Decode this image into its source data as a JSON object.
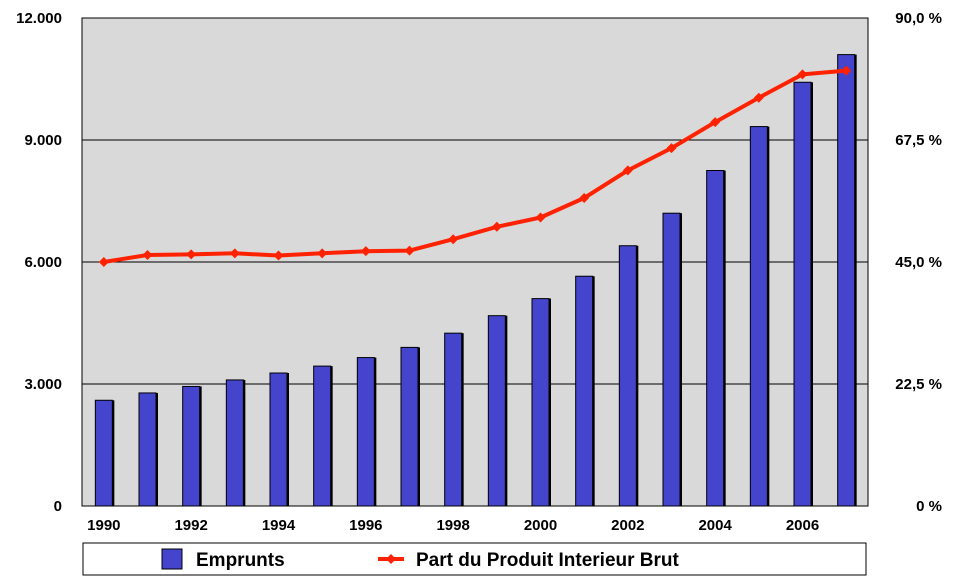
{
  "chart_data": {
    "type": "bar",
    "categories": [
      "1990",
      "1991",
      "1992",
      "1993",
      "1994",
      "1995",
      "1996",
      "1997",
      "1998",
      "1999",
      "2000",
      "2001",
      "2002",
      "2003",
      "2004",
      "2005",
      "2006",
      "2007"
    ],
    "x_tick_labels": [
      "1990",
      "1992",
      "1994",
      "1996",
      "1998",
      "2000",
      "2002",
      "2004",
      "2006"
    ],
    "series": [
      {
        "name": "Emprunts",
        "type": "bar",
        "axis": "left",
        "color": "#4444cc",
        "values": [
          2600,
          2780,
          2940,
          3100,
          3270,
          3440,
          3650,
          3900,
          4250,
          4680,
          5100,
          5650,
          6400,
          7200,
          8250,
          9330,
          10420,
          11100
        ]
      },
      {
        "name": "Part du Produit Interieur Brut",
        "type": "line",
        "axis": "right",
        "color": "#ff2200",
        "values": [
          45.0,
          46.3,
          46.4,
          46.6,
          46.2,
          46.6,
          47.0,
          47.1,
          49.2,
          51.5,
          53.2,
          56.8,
          61.9,
          66.0,
          70.8,
          75.3,
          79.6,
          80.3
        ]
      }
    ],
    "y_left": {
      "ylim": [
        0,
        12000
      ],
      "tick_values": [
        0,
        3000,
        6000,
        9000,
        12000
      ],
      "tick_labels": [
        "0",
        "3.000",
        "6.000",
        "9.000",
        "12.000"
      ]
    },
    "y_right": {
      "ylim": [
        0,
        90
      ],
      "tick_values": [
        0,
        22.5,
        45,
        67.5,
        90
      ],
      "tick_labels": [
        "0 %",
        "22,5 %",
        "45,0 %",
        "67,5 %",
        "90,0 %"
      ]
    },
    "grid": true,
    "legend_position": "bottom",
    "colors": {
      "plot_background": "#d9d9d9",
      "bar_fill": "#4444cc",
      "line": "#ff2200"
    }
  }
}
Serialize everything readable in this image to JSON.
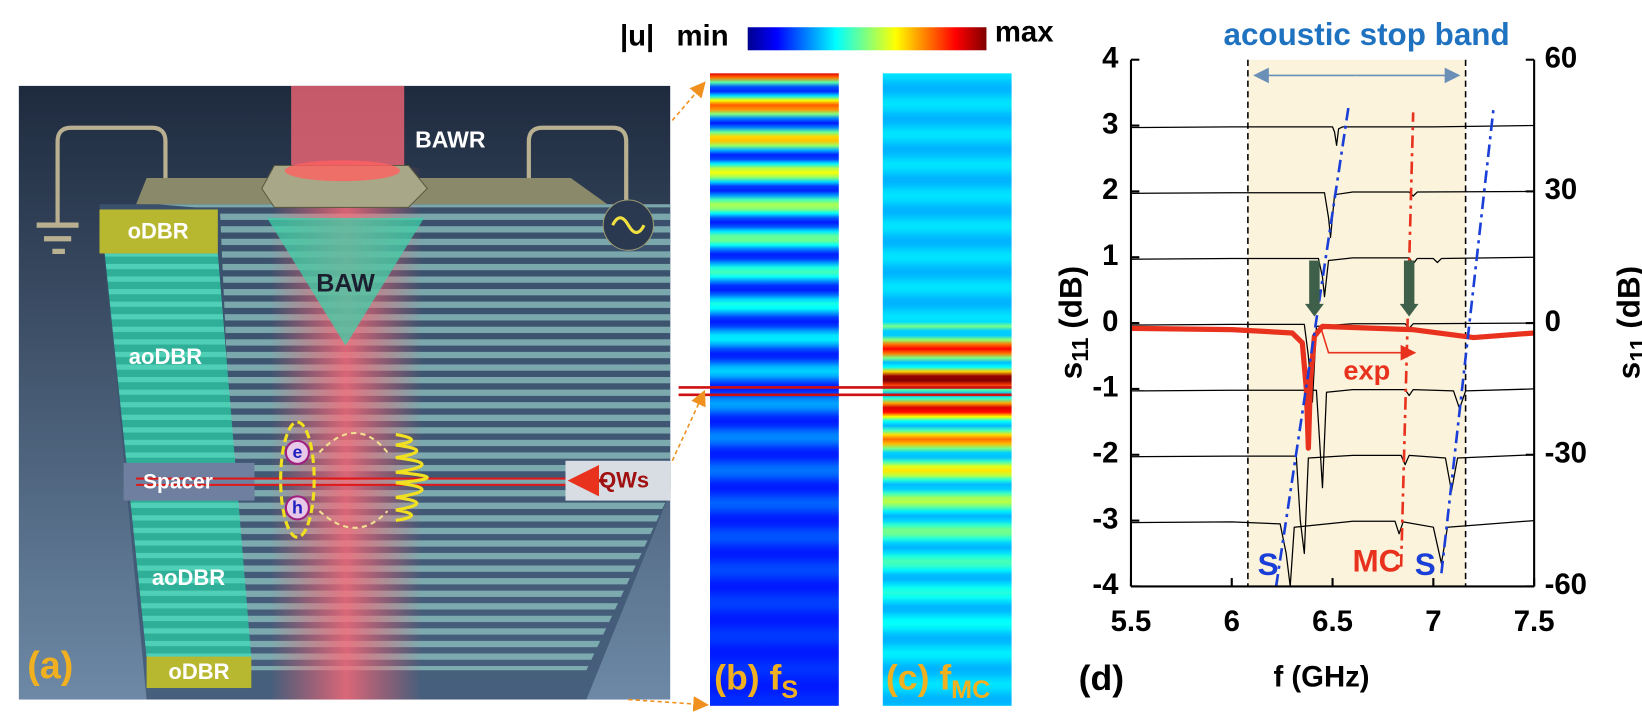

» **Goal**
Go through the material line by line. Show each line that contains the string "name".

» **Result of this task**
        "name": "Emprunts",
        "name": "Part du Produit Interieur Brut",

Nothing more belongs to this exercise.